• [What needs to be done]: Pictures in the listing should not be copied. Reproduce, word for word, each line from the one holding "Convert this document image to plain text." through the final line.

BEGIN Source material

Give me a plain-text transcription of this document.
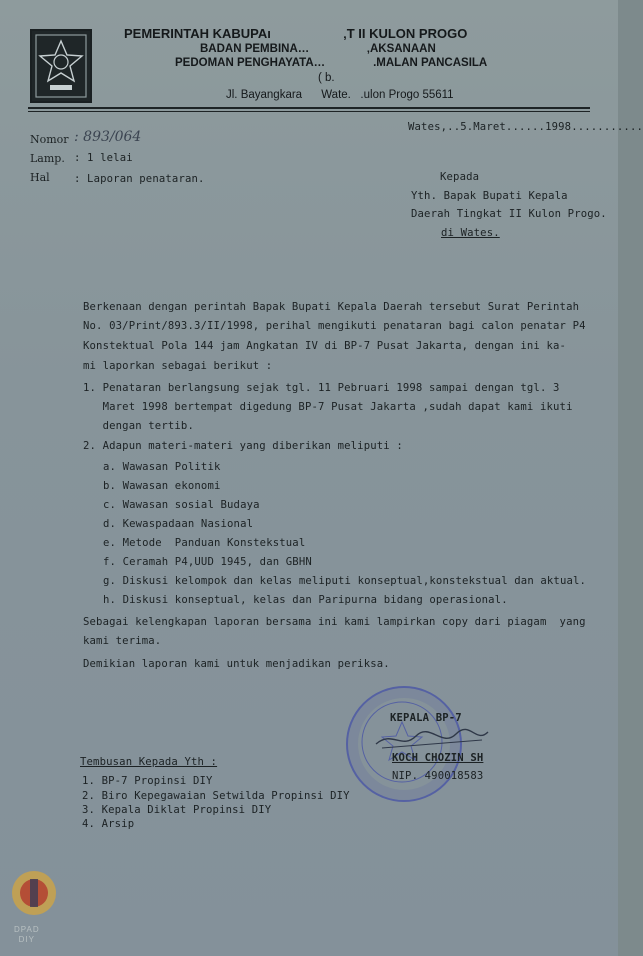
PEMERINTAH KABUPAı                    ‚T II KULON PROGO
BADAN PEMBINA…                  ‚AKSANAAN
PEDOMAN PENGHAYATA…               .MALAN PANCASILA
( b.
Jl. Bayangkara      Wate.   .ulon Progo 55611
Wates,..5.Maret......1998...........
Nomor : 893/064
Lamp. : 1 lelai
Hal : Laporan penataran.	Kepada
Yth. Bapak Bupati Kepala
Daerah Tingkat II Kulon Progo.
di Wates.
Berkenaan dengan perintah Bapak Bupati Kepala Daerah tersebut Surat Perintah
No. 03/Print/893.3/II/1998, perihal mengikuti penataran bagi calon penatar P4
Konstektual Pola 144 jam Angkatan IV di BP-7 Pusat Jakarta, dengan ini ka-
mi laporkan sebagai berikut :
1. Penataran berlangsung sejak tgl. 11 Pebruari 1998 sampai dengan tgl. 3
Maret 1998 bertempat digedung BP-7 Pusat Jakarta ,sudah dapat kami ikuti
dengan tertib.
2. Adapun materi-materi yang diberikan meliputi :
a. Wawasan Politik
b. Wawasan ekonomi
c. Wawasan sosial Budaya
d. Kewaspadaan Nasional
e. Metode  Panduan Konstekstual
f. Ceramah P4,UUD 1945, dan GBHN
g. Diskusi kelompok dan kelas meliputi konseptual,konstekstual dan aktual.
h. Diskusi konseptual, kelas dan Paripurna bidang operasional.
Sebagai kelengkapan laporan bersama ini kami lampirkan copy dari piagam  yang
kami terima.
Demikian laporan kami untuk menjadikan periksa.
KEPALA BP-7
KOCH CHOZIN SH
NIP. 490018583
Tembusan Kepada Yth :
1. BP-7 Propinsi DIY
2. Biro Kepegawaian Setwilda Propinsi DIY
3. Kepala Diklat Propinsi DIY
4. Arsip
DPAD
DIY
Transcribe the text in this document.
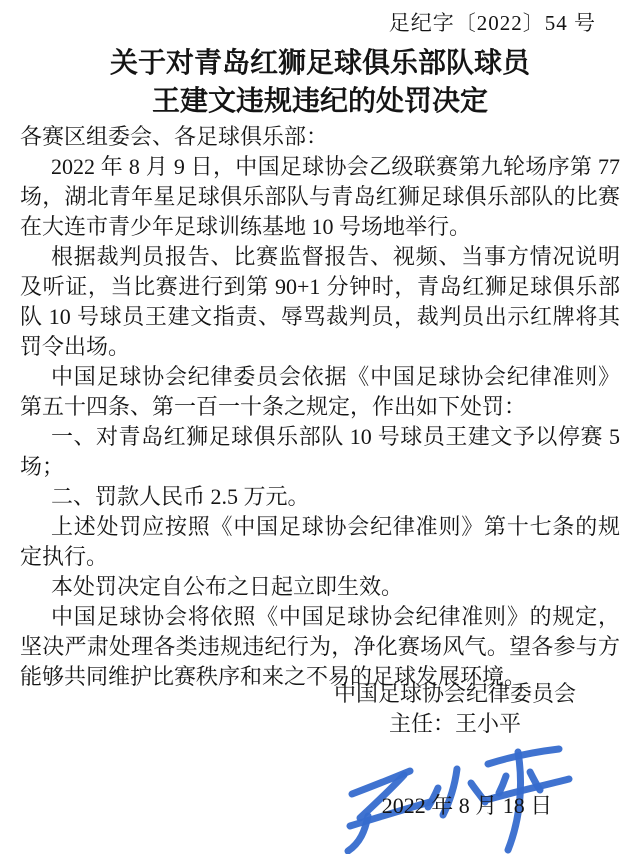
足纪字〔2022〕54 号
关于对青岛红狮足球俱乐部队球员
王建文违规违纪的处罚决定

各赛区组委会、各足球俱乐部：

2022 年 8 月 9 日，中国足球协会乙级联赛第九轮场序第 77 场，湖北青年星足球俱乐部队与青岛红狮足球俱乐部队的比赛在大连市青少年足球训练基地 10 号场地举行。

根据裁判员报告、比赛监督报告、视频、当事方情况说明及听证，当比赛进行到第 90+1 分钟时，青岛红狮足球俱乐部队 10 号球员王建文指责、辱骂裁判员，裁判员出示红牌将其罚令出场。

中国足球协会纪律委员会依据《中国足球协会纪律准则》第五十四条、第一百一十条之规定，作出如下处罚：

一、对青岛红狮足球俱乐部队 10 号球员王建文予以停赛 5 场；

二、罚款人民币 2.5 万元。

上述处罚应按照《中国足球协会纪律准则》第十七条的规定执行。

本处罚决定自公布之日起立即生效。

中国足球协会将依照《中国足球协会纪律准则》的规定，坚决严肃处理各类违规违纪行为，净化赛场风气。望各参与方能够共同维护比赛秩序和来之不易的足球发展环境。

中国足球协会纪律委员会
主任：王小平
2022 年 8 月 18 日
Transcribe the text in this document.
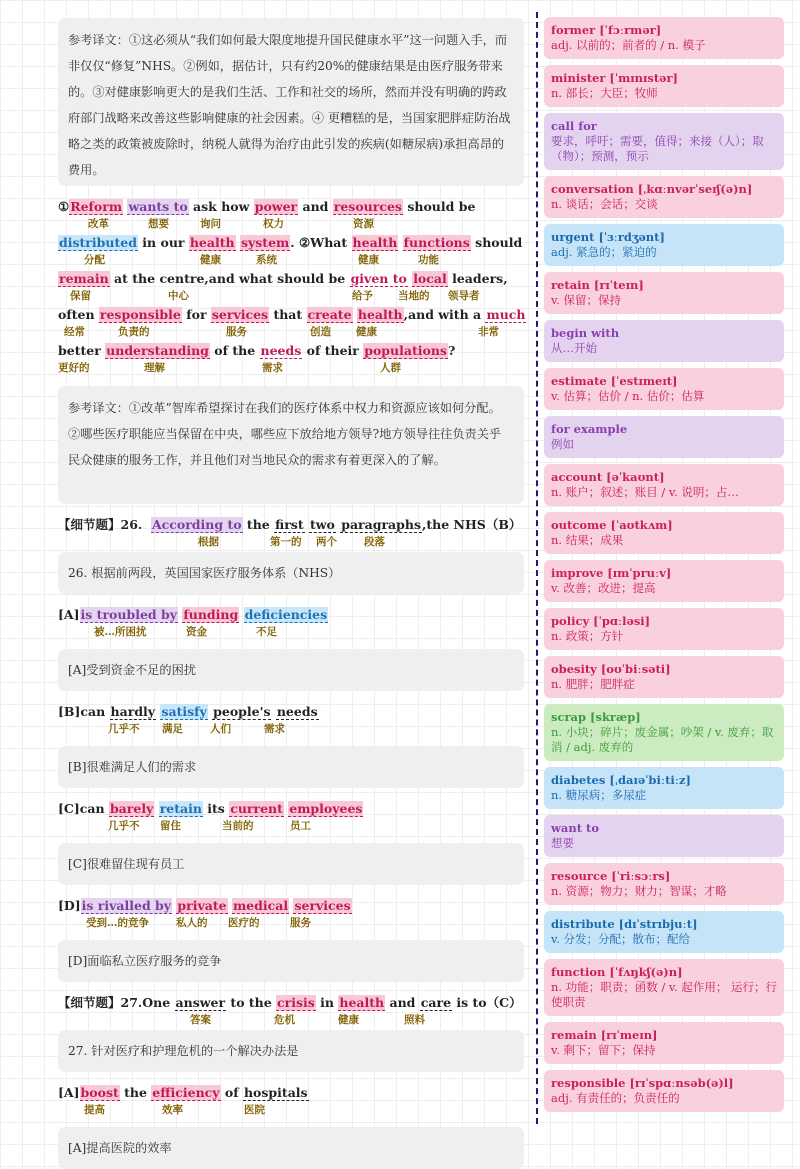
参考译文：①这必须从“我们如何最大限度地提升国民健康水平”这一问题入手，而非仅仅“修复”NHS。②例如，据估计，只有约20%的健康结果是由医疗服务带来的。③对健康影响更大的是我们生活、工作和社交的场所，然而并没有明确的跨政府部门战略来改善这些影响健康的社会因素。④ 更糟糕的是，当国家肥胖症防治战略之类的政策被废除时，纳税人就得为治疗由此引发的疾病(如糖尿病)承担高昂的费用。
①Reform wants to ask how power and resources should be
改革	想要	询问	权力	资源
distributed in our health system. ②What health functions should
分配	健康	系统	健康	功能
remain at the centre,and what should be given to local leaders,
保留	中心	给予 当地的 领导者
often responsible for services that create health,and with a much
经常	负责的	服务	创造 健康	非常
better understanding of the needs of their populations?
更好的	理解	需求	人群
参考译文：①改革”智库希望探讨在我们的医疗体系中权力和资源应该如何分配。②哪些医疗职能应当保留在中央，哪些应下放给地方领导?地方领导往往负责关乎民众健康的服务工作，并且他们对当地民众的需求有着更深入的了解。
【细节题】26.  According to the first two paragraphs,the NHS（B）
根据	第一的 两个	段落
26. 根据前两段，英国国家医疗服务体系（NHS）
[A]is troubled by funding deficiencies
被…所困扰	资金	不足
[A]受到资金不足的困扰
[B]can hardly satisfy people's needs
几乎不 满足	人们	需求
[B]很难满足人们的需求
[C]can barely retain its current employees
几乎不 留住	当前的	员工
[C]很难留住现有员工
[D]is rivalled by private medical services
受到…的竞争	私人的 医疗的	服务
[D]面临私立医疗服务的竞争
【细节题】27.One answer to the crisis in health and care is to（C）
答案	危机	健康	照料
27. 针对医疗和护理危机的一个解决办法是
[A]boost the efficiency of hospitals
提高	效率	医院
[A]提高医院的效率
former [ˈfɔːrmər]
adj. 以前的；前者的 / n. 模子
minister [ˈmɪnɪstər]
n. 部长；大臣；牧师
call for
要求，呼吁；需要，值得；来接（人）；取（物）；预测，预示
conversation [ˌkɑːnvərˈseɪʃ(ə)n]
n. 谈话；会话；交谈
urgent [ˈɜːrdʒənt]
adj. 紧急的；紧迫的
retain [rɪˈteɪn]
v. 保留；保持
begin with
从…开始
estimate [ˈestɪmeɪt]
v. 估算；估价 / n. 估价；估算
for example
例如
account [əˈkaʊnt]
n. 账户；叙述；账目 / v. 说明；占…
outcome [ˈaʊtkʌm]
n. 结果；成果
improve [ɪmˈpruːv]
v. 改善；改进；提高
policy [ˈpɑːləsi]
n. 政策；方针
obesity [oʊˈbiːsəti]
n. 肥胖；肥胖症
scrap [skræp]
n. 小块；碎片；废金属；吵架 / v. 废弃；取消 / adj. 废弃的
diabetes [ˌdaɪəˈbiːtiːz]
n. 糖尿病；多尿症
want to
想要
resource [ˈriːsɔːrs]
n. 资源；物力；财力；智谋；才略
distribute [dɪˈstrɪbjuːt]
v. 分发；分配；散布；配给
function [ˈfʌŋkʃ(ə)n]
n. 功能；职责；函数 / v. 起作用； 运行；行使职责
remain [rɪˈmeɪn]
v. 剩下；留下；保持
responsible [rɪˈspɑːnsəb(ə)l]
adj. 有责任的；负责任的
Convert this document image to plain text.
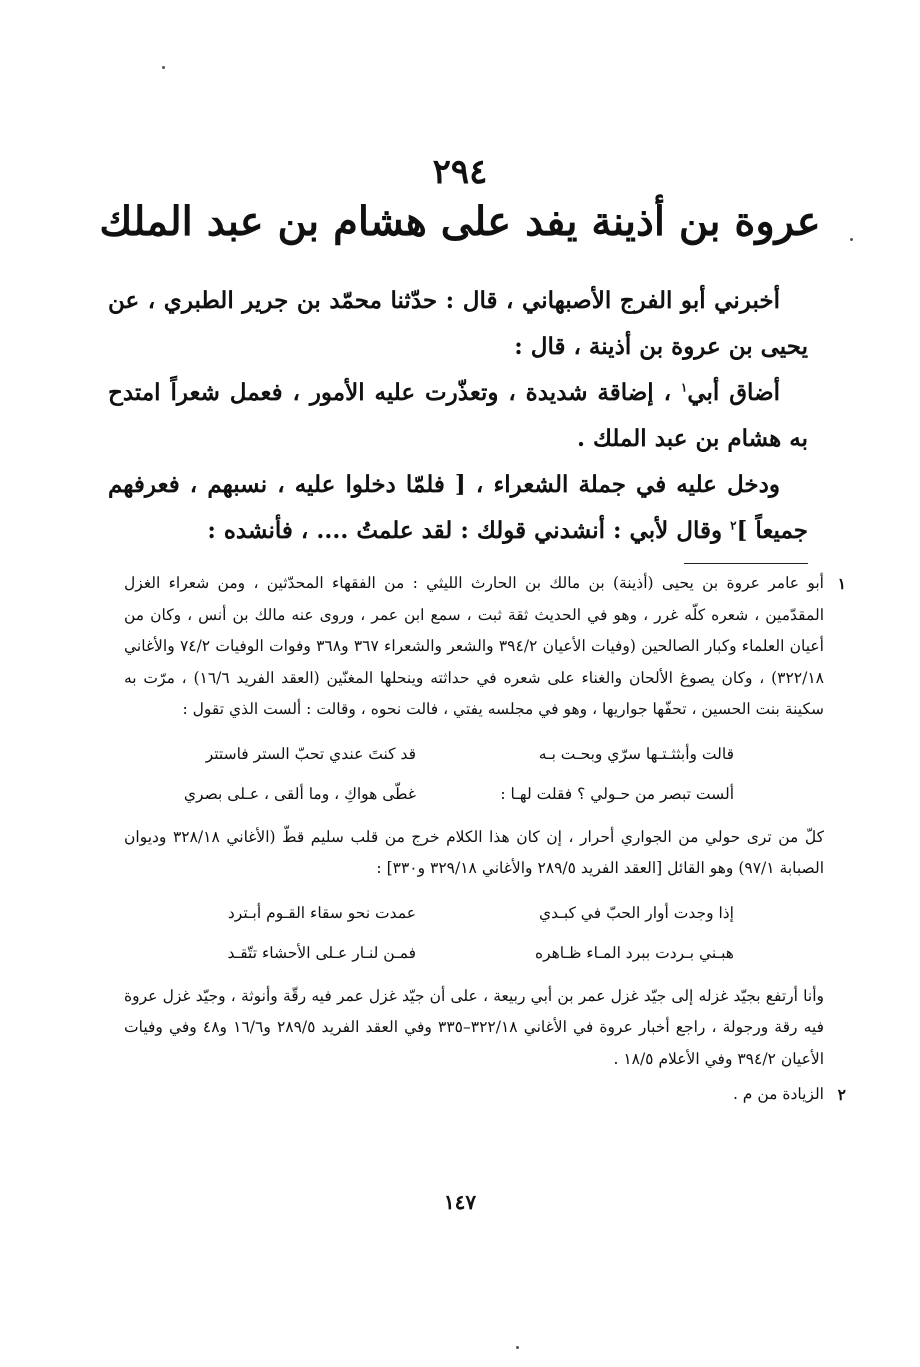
٢٩٤
عروة بن أذينة يفد على هشام بن عبد الملك

أخبرني أبو الفرج الأصبهاني ، قال : حدّثنا محمّد بن جرير الطبري ، عن يحيى بن عروة بن أذينة ، قال :

أضاق أبي$^١$ ، إضاقة شديدة ، وتعذّرت عليه الأمور ، فعمل شعراً امتدح به هشام بن عبد الملك .

ودخل عليه في جملة الشعراء ، [ فلمّا دخلوا عليه ، نسبهم ، فعرفهم جميعاً ]$^٢$ وقال لأبي : أنشدني قولك : لقد علمتُ .... ، فأنشده :

١
أبو عامر عروة بن يحيى (أذينة) بن مالك بن الحارث الليثي : من الفقهاء المحدّثين ، ومن شعراء الغزل المقدّمين ، شعره كلّه غرر ، وهو في الحديث ثقة ثبت ، سمع ابن عمر ، وروى عنه مالك بن أنس ، وكان من أعيان العلماء وكبار الصالحين (وفيات الأعيان ٣٩٤/٢ والشعر والشعراء ٣٦٧ و٣٦٨ وفوات الوفيات ٧٤/٢ والأغاني ٣٢٢/١٨) ، وكان يصوغ الألحان والغناء على شعره في حداثته وينحلها المغنّين (العقد الفريد ١٦/٦) ، مرّت به سكينة بنت الحسين ، تحفّها جواريها ، وهو في مجلسه يفتي ، فالت نحوه ، وقالت : ألست الذي تقول :
قالت وأبثثـتـها سرّي وبحـت بـه
قد كنتَ عندي تحبّ الستر فاستتر
ألست تبصر من حـولي ؟ فقلت لهـا :
غطّى هواكِ ، وما ألقى ، عـلى بصري
كلّ من ترى حولي من الجواري أحرار ، إن كان هذا الكلام خرج من قلب سليم قطّ (الأغاني ٣٢٨/١٨ وديوان الصبابة ٩٧/١) وهو القائل [العقد الفريد ٢٨٩/٥ والأغاني ٣٢٩/١٨ و٣٣٠] :
إذا وجدت أوار الحبّ في كبـدي
عمدت نحو سقاء القـوم أبـترد
هبـني بـردت ببرد المـاء ظـاهره
فمـن لنـار عـلى الأحشاء تتّقـد
وأنا أرتفع بجيّد غزله إلى جيّد غزل عمر بن أبي ربيعة ، على أن جيّد غزل عمر فيه رقّة وأنوثة ، وجيّد غزل عروة فيه رقة ورجولة ، راجع أخبار عروة في الأغاني ٣٢٢/١٨–٣٣٥ وفي العقد الفريد ٢٨٩/٥ و١٦/٦ و٤٨ وفي وفيات الأعيان ٣٩٤/٢ وفي الأعلام ١٨/٥ .
٢
الزيادة من م .
١٤٧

END Source material

• [Response to this task]:
Convert this document image to plain text.
٢٩٤
عروة بن أذينة يفد على هشام بن عبد الملك

أخبرني أبو الفرج الأصبهاني ، قال : حدّثنا محمّد بن جرير الطبري ، عن يحيى بن عروة بن أذينة ، قال :

أضاق أبي$^١$ ، إضاقة شديدة ، وتعذّرت عليه الأمور ، فعمل شعراً امتدح به هشام بن عبد الملك .

ودخل عليه في جملة الشعراء ، [ فلمّا دخلوا عليه ، نسبهم ، فعرفهم جميعاً ]$^٢$ وقال لأبي : أنشدني قولك : لقد علمتُ .... ، فأنشده :

١
أبو عامر عروة بن يحيى (أذينة) بن مالك بن الحارث الليثي : من الفقهاء المحدّثين ، ومن شعراء الغزل المقدّمين ، شعره كلّه غرر ، وهو في الحديث ثقة ثبت ، سمع ابن عمر ، وروى عنه مالك بن أنس ، وكان من أعيان العلماء وكبار الصالحين (وفيات الأعيان ٣٩٤/٢ والشعر والشعراء ٣٦٧ و٣٦٨ وفوات الوفيات ٧٤/٢ والأغاني ٣٢٢/١٨) ، وكان يصوغ الألحان والغناء على شعره في حداثته وينحلها المغنّين (العقد الفريد ١٦/٦) ، مرّت به سكينة بنت الحسين ، تحفّها جواريها ، وهو في مجلسه يفتي ، فالت نحوه ، وقالت : ألست الذي تقول :
قالت وأبثثـتـها سرّي وبحـت بـه
قد كنتَ عندي تحبّ الستر فاستتر
ألست تبصر من حـولي ؟ فقلت لهـا :
غطّى هواكِ ، وما ألقى ، عـلى بصري
كلّ من ترى حولي من الجواري أحرار ، إن كان هذا الكلام خرج من قلب سليم قطّ (الأغاني ٣٢٨/١٨ وديوان الصبابة ٩٧/١) وهو القائل [العقد الفريد ٢٨٩/٥ والأغاني ٣٢٩/١٨ و٣٣٠] :
إذا وجدت أوار الحبّ في كبـدي
عمدت نحو سقاء القـوم أبـترد
هبـني بـردت ببرد المـاء ظـاهره
فمـن لنـار عـلى الأحشاء تتّقـد
وأنا أرتفع بجيّد غزله إلى جيّد غزل عمر بن أبي ربيعة ، على أن جيّد غزل عمر فيه رقّة وأنوثة ، وجيّد غزل عروة فيه رقة ورجولة ، راجع أخبار عروة في الأغاني ٣٢٢/١٨–٣٣٥ وفي العقد الفريد ٢٨٩/٥ و١٦/٦ و٤٨ وفي وفيات الأعيان ٣٩٤/٢ وفي الأعلام ١٨/٥ .
٢
الزيادة من م .
١٤٧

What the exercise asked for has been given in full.